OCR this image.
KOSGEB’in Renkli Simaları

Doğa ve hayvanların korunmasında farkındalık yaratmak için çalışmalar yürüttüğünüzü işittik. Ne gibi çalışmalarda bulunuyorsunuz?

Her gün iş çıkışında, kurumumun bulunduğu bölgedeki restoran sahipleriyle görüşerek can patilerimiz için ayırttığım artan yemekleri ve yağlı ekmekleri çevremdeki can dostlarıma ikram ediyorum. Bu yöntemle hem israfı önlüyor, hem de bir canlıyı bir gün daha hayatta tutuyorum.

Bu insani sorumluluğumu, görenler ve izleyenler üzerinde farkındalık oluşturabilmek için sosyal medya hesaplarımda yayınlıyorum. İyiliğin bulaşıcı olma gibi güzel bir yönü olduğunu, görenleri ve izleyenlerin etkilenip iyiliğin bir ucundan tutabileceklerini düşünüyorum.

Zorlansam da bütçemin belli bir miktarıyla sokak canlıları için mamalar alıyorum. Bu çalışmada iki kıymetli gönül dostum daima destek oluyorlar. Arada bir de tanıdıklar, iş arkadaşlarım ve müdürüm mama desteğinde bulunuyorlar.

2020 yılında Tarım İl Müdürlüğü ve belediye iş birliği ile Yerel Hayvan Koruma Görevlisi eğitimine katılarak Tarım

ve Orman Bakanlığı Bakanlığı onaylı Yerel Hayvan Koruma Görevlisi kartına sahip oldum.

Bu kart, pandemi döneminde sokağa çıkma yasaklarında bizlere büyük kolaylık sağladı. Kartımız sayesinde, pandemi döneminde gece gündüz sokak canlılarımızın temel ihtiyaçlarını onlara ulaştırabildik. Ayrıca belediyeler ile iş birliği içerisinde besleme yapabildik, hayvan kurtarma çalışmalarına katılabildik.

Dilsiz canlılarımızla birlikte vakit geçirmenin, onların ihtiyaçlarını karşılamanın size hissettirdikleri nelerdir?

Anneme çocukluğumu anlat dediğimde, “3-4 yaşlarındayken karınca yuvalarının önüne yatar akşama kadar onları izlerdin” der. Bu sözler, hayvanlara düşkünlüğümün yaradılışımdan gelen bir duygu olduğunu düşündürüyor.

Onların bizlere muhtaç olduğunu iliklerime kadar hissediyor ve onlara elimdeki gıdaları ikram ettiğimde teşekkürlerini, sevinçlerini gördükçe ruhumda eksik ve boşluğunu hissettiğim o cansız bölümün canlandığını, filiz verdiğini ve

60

_TO BE DONE_
Return all of the entries word for word.

_TASK ANSWER_
OCR this image.
KOSGEB’in Renkli Simaları

Doğa ve hayvanların korunmasında farkındalık yaratmak için çalışmalar yürüttüğünüzü işittik. Ne gibi çalışmalarda bulunuyorsunuz?

Her gün iş çıkışında, kurumumun bulunduğu bölgedeki restoran sahipleriyle görüşerek can patilerimiz için ayırttığım artan yemekleri ve yağlı ekmekleri çevremdeki can dostlarıma ikram ediyorum. Bu yöntemle hem israfı önlüyor, hem de bir canlıyı bir gün daha hayatta tutuyorum.

Bu insani sorumluluğumu, görenler ve izleyenler üzerinde farkındalık oluşturabilmek için sosyal medya hesaplarımda yayınlıyorum. İyiliğin bulaşıcı olma gibi güzel bir yönü olduğunu, görenleri ve izleyenlerin etkilenip iyiliğin bir ucundan tutabileceklerini düşünüyorum.

Zorlansam da bütçemin belli bir miktarıyla sokak canlıları için mamalar alıyorum. Bu çalışmada iki kıymetli gönül dostum daima destek oluyorlar. Arada bir de tanıdıklar, iş arkadaşlarım ve müdürüm mama desteğinde bulunuyorlar.

2020 yılında Tarım İl Müdürlüğü ve belediye iş birliği ile Yerel Hayvan Koruma Görevlisi eğitimine katılarak Tarım

ve Orman Bakanlığı Bakanlığı onaylı Yerel Hayvan Koruma Görevlisi kartına sahip oldum.

Bu kart, pandemi döneminde sokağa çıkma yasaklarında bizlere büyük kolaylık sağladı. Kartımız sayesinde, pandemi döneminde gece gündüz sokak canlılarımızın temel ihtiyaçlarını onlara ulaştırabildik. Ayrıca belediyeler ile iş birliği içerisinde besleme yapabildik, hayvan kurtarma çalışmalarına katılabildik.

Dilsiz canlılarımızla birlikte vakit geçirmenin, onların ihtiyaçlarını karşılamanın size hissettirdikleri nelerdir?

Anneme çocukluğumu anlat dediğimde, “3-4 yaşlarındayken karınca yuvalarının önüne yatar akşama kadar onları izlerdin” der. Bu sözler, hayvanlara düşkünlüğümün yaradılışımdan gelen bir duygu olduğunu düşündürüyor.

Onların bizlere muhtaç olduğunu iliklerime kadar hissediyor ve onlara elimdeki gıdaları ikram ettiğimde teşekkürlerini, sevinçlerini gördükçe ruhumda eksik ve boşluğunu hissettiğim o cansız bölümün canlandığını, filiz verdiğini ve

60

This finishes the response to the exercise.